### Requirements
Write out all the data again, exactly as it stands.

### The input
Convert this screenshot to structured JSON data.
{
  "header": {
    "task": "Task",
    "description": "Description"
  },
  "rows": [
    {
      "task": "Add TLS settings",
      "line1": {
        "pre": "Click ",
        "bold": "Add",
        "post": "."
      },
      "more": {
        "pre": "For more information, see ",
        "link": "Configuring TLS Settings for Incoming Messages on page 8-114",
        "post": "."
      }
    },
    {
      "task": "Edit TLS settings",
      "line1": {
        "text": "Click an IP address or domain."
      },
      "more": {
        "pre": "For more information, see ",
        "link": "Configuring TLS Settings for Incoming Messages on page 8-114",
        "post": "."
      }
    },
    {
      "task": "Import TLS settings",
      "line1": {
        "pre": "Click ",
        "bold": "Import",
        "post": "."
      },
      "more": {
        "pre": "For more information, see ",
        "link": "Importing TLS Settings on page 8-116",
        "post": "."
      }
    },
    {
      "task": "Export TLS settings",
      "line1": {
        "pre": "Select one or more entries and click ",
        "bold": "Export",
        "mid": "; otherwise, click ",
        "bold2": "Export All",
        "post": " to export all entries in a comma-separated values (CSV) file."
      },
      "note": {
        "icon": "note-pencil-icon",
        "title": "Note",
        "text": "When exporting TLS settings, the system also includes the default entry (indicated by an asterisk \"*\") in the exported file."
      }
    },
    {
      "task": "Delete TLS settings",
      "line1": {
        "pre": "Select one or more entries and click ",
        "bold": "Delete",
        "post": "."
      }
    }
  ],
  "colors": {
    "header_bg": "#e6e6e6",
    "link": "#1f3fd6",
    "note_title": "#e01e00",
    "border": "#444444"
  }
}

### Output below
Convert this screenshot to structured JSON data.
{
  "header": {
    "task": "Task",
    "description": "Description"
  },
  "rows": [
    {
      "task": "Add TLS settings",
      "line1": {
        "pre": "Click ",
        "bold": "Add",
        "post": "."
      },
      "more": {
        "pre": "For more information, see ",
        "link": "Configuring TLS Settings for Incoming Messages on page 8-114",
        "post": "."
      }
    },
    {
      "task": "Edit TLS settings",
      "line1": {
        "text": "Click an IP address or domain."
      },
      "more": {
        "pre": "For more information, see ",
        "link": "Configuring TLS Settings for Incoming Messages on page 8-114",
        "post": "."
      }
    },
    {
      "task": "Import TLS settings",
      "line1": {
        "pre": "Click ",
        "bold": "Import",
        "post": "."
      },
      "more": {
        "pre": "For more information, see ",
        "link": "Importing TLS Settings on page 8-116",
        "post": "."
      }
    },
    {
      "task": "Export TLS settings",
      "line1": {
        "pre": "Select one or more entries and click ",
        "bold": "Export",
        "mid": "; otherwise, click ",
        "bold2": "Export All",
        "post": " to export all entries in a comma-separated values (CSV) file."
      },
      "note": {
        "icon": "note-pencil-icon",
        "title": "Note",
        "text": "When exporting TLS settings, the system also includes the default entry (indicated by an asterisk \"*\") in the exported file."
      }
    },
    {
      "task": "Delete TLS settings",
      "line1": {
        "pre": "Select one or more entries and click ",
        "bold": "Delete",
        "post": "."
      }
    }
  ],
  "colors": {
    "header_bg": "#e6e6e6",
    "link": "#1f3fd6",
    "note_title": "#e01e00",
    "border": "#444444"
  }
}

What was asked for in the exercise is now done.